[ページの抜粋]:
▼

「障がい者就労支援」と聞くと、まず「工賃(給料)をいかに上げるか」という議論が先行しがちです。もちろん、経済的な自立は大切です。
しかし、現場で日々生まれている本当の価値は、数字だけで測れるものでしょうか?
実は、就労支援の現場には、「働くこと=社会と繋がること」という、人生の土台となる「居場所」としての価値が眠っています。今回は、工賃の先にある、就労支援が果たす真の役割について深掘りします。
1. 「工賃アップ」だけが正解ではない理由
多くの就労継続支援B型事業所などで目標とされる「工賃向上」。しかし、高い工賃を追求するあまり、利用者が過度なプレッシャーを感じてしまい、体調を崩してしまっては本末転倒です。
経済的報酬と「心の報酬」
働くことには、2つの報酬があると言われています。
- 経済的報酬: お金(工賃・給料)
- 心理的報酬: 「ありがとう」と言われる、誰かの役に立つ、仲間がいる
特に就労支援の場においては、後者の「心理的報酬」が、その人の自己肯定感を高め、次の一歩を踏み出すエネルギーになります。
2. 就労支援が生み出す「サードプレイス(第3の居場所)」
現代社会において、家庭でも職場(一般就労)でもない、自分をありのままに受け入れてくれる「第3の居場所」の存在が注目されています。
孤立を防ぐ「繋がり」のセーフティネット
障がいや特性により社会から孤立しがちな方にとって、事業所は単に作業をする場所ではありません。
- 「おはよう」と言い合える関係: 社会的な孤立を防ぐ。
- 役割がある喜び: 「自分がいなくても困らない世界」から「自分がいないと困る世界」へ。
- 失敗が許される環境: 失敗しても見捨てられないという安心感が、挑戦する心を育てます。
3. 「働く」を再定義する:社会との接点としての作業
「箱折り」や「清掃」「カフェ運営」といった日々の作業。これらは単なるタスクではなく、社会と繋がるためのインターフェース(接点)です。

▲

コレクションの項目
▼

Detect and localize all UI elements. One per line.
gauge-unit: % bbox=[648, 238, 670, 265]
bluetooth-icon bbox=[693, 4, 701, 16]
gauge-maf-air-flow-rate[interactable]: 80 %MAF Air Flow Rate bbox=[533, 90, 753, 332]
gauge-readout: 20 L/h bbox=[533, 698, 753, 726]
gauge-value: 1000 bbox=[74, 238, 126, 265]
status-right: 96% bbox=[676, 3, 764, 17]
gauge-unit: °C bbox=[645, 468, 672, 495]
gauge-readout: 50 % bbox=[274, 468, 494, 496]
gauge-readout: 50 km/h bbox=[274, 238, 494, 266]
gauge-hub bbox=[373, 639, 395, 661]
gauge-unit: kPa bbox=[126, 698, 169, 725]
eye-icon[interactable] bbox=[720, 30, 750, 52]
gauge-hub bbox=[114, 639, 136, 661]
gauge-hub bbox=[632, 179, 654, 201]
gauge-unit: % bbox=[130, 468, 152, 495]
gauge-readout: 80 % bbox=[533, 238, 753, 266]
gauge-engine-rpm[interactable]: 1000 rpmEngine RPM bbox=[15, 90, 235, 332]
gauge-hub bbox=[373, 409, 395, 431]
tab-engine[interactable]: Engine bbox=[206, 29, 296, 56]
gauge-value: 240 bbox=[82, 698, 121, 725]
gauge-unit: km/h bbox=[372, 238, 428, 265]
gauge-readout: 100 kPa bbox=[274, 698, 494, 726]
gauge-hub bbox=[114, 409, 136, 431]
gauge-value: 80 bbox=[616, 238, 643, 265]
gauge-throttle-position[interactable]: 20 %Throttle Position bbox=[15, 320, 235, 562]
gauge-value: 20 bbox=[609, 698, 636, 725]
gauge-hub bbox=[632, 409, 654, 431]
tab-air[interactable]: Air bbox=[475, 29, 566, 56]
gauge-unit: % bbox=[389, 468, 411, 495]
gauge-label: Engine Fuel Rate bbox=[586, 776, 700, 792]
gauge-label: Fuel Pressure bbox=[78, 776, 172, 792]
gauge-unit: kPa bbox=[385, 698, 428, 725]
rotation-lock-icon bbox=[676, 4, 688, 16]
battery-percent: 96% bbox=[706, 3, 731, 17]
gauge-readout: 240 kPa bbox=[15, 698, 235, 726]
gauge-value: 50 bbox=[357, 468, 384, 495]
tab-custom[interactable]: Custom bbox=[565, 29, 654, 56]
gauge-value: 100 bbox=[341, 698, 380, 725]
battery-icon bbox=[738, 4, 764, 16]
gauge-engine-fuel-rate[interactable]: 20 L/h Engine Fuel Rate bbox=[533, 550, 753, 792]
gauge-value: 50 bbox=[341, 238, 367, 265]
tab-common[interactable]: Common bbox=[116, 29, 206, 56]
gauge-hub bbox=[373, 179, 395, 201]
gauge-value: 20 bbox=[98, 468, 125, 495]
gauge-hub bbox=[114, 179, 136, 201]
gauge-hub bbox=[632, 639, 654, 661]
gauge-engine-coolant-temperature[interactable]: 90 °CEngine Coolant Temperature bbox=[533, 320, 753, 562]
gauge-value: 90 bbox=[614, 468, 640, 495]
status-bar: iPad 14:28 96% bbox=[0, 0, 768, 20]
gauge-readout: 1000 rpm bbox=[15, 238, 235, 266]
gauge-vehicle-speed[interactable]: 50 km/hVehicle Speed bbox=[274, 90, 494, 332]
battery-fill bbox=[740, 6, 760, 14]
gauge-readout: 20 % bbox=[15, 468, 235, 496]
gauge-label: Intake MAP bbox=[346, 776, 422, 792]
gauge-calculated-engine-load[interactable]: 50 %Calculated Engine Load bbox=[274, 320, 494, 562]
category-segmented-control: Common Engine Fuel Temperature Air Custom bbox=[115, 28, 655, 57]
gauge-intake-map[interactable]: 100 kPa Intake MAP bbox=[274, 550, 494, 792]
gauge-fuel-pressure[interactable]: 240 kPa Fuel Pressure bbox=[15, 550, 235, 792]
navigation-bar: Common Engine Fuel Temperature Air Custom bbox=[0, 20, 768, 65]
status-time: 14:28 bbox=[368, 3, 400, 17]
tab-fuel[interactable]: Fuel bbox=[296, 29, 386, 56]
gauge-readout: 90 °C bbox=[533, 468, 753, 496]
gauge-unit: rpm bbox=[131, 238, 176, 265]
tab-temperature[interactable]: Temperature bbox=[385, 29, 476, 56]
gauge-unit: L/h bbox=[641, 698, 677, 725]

▲

[答える問い]:
(a) 就労支援の文章を、「実は、就労支援の現場には、「」で始まるところから「- 経済的報酬: お金(工賃・給料)」までを、「利用者」を「メンバー」に置き換えて書き直してください。
(b) 就労支援の文章にある「働くことには、2つの報酬があると言われています。」という一文を英語に訳してください。

[回答]:
(a)
実は、就労支援の現場には、「働くこと=社会と繋がること」という、人生の土台となる「居場所」としての価値が眠っています。今回は、工賃の先にある、就労支援が果たす真の役割について深掘りします。
1. 「工賃アップ」だけが正解ではない理由
多くの就労継続支援B型事業所などで目標とされる「工賃向上」。しかし、高い工賃を追求するあまり、メンバーが過度なプレッシャーを感じてしまい、体調を崩してしまっては本末転倒です。
経済的報酬と「心の報酬」
働くことには、2つの報酬があると言われています。
- 経済的報酬: お金(工賃・給料)

(b) It is said that there are two kinds of rewards in working.